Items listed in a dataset
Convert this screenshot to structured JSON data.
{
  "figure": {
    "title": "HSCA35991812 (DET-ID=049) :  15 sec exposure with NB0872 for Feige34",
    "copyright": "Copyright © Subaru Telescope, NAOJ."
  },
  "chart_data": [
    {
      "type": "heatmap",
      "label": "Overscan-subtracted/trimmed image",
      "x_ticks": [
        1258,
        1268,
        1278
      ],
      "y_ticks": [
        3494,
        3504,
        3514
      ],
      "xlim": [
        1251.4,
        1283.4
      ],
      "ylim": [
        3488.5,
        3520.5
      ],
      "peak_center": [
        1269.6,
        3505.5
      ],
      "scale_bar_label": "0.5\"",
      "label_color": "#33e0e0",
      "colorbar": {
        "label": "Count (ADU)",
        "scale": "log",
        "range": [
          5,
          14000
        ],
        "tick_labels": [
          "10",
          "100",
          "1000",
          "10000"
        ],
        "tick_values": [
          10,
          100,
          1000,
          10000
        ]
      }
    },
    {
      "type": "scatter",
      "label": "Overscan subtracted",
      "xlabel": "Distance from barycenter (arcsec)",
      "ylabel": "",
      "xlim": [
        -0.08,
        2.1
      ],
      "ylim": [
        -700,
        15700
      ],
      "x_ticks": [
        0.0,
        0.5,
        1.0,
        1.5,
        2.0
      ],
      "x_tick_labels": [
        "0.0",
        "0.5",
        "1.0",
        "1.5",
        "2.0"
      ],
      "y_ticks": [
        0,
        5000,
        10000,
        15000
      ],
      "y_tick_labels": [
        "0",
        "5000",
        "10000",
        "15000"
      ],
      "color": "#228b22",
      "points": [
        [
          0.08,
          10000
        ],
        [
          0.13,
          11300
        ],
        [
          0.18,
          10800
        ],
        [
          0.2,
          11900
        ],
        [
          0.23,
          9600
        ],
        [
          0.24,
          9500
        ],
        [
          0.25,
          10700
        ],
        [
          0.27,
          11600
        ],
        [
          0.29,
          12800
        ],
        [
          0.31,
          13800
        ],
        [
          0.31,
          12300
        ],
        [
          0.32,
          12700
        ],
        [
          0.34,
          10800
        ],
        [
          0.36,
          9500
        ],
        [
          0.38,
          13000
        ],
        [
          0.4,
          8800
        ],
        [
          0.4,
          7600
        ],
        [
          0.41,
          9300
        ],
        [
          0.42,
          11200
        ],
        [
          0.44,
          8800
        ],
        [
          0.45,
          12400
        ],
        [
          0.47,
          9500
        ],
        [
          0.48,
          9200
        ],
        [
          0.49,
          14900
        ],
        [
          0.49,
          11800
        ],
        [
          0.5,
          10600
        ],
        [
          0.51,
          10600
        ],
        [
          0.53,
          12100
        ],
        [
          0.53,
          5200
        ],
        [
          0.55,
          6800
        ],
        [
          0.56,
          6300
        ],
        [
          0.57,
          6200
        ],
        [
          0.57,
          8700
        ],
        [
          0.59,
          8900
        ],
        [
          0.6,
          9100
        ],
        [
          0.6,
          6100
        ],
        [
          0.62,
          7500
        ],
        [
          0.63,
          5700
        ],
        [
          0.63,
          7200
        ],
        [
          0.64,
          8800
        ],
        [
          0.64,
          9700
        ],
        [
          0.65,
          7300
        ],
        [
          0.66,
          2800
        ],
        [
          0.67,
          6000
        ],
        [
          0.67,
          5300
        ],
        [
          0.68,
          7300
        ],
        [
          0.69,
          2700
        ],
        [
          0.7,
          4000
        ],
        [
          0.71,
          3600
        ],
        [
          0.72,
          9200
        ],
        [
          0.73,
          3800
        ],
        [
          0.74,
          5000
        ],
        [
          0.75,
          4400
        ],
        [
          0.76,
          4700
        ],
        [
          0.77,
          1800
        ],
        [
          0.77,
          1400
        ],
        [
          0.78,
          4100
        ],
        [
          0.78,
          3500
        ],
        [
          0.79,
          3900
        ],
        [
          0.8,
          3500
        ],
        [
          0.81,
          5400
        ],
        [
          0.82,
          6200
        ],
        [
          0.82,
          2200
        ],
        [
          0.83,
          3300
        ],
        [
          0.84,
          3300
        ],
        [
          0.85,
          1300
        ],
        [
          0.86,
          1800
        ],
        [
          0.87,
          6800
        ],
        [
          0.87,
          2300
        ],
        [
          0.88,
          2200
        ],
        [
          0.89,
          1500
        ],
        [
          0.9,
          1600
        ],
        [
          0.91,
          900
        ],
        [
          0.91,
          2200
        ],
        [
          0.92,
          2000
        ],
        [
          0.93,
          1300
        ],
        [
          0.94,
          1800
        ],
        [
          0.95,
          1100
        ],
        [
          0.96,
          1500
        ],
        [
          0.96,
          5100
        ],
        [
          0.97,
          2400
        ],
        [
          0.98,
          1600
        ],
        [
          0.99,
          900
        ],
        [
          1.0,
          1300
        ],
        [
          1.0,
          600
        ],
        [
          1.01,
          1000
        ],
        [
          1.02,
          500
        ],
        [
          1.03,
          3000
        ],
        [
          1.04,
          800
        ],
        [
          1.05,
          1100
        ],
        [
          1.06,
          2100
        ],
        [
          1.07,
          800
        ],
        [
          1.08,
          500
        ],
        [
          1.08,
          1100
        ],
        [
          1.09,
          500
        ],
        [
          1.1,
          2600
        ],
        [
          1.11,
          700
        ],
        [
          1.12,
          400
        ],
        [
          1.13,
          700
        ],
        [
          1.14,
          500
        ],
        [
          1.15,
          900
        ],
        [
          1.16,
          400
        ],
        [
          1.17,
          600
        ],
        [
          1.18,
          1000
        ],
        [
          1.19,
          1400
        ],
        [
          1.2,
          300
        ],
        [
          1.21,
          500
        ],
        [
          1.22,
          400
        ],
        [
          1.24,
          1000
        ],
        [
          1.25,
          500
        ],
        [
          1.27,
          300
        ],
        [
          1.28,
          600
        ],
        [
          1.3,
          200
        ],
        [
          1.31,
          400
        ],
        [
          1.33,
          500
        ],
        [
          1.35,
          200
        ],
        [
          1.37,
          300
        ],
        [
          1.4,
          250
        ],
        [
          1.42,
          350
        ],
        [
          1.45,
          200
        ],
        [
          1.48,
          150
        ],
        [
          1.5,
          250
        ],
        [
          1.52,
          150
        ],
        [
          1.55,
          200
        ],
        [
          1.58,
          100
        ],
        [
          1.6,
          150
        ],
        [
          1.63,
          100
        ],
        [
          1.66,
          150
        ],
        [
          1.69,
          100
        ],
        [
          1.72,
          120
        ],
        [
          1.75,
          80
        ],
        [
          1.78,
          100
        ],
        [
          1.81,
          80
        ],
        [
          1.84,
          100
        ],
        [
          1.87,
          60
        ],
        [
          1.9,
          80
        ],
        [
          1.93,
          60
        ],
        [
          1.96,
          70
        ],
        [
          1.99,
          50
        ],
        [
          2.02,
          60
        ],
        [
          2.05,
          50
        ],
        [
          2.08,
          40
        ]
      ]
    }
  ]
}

• [Goal of the exercise]: Which lines above hold the word "Overscan"? Copy each of them.

• [Solved exercise]:
      "label": "Overscan-subtracted/trimmed image",
      "label": "Overscan subtracted",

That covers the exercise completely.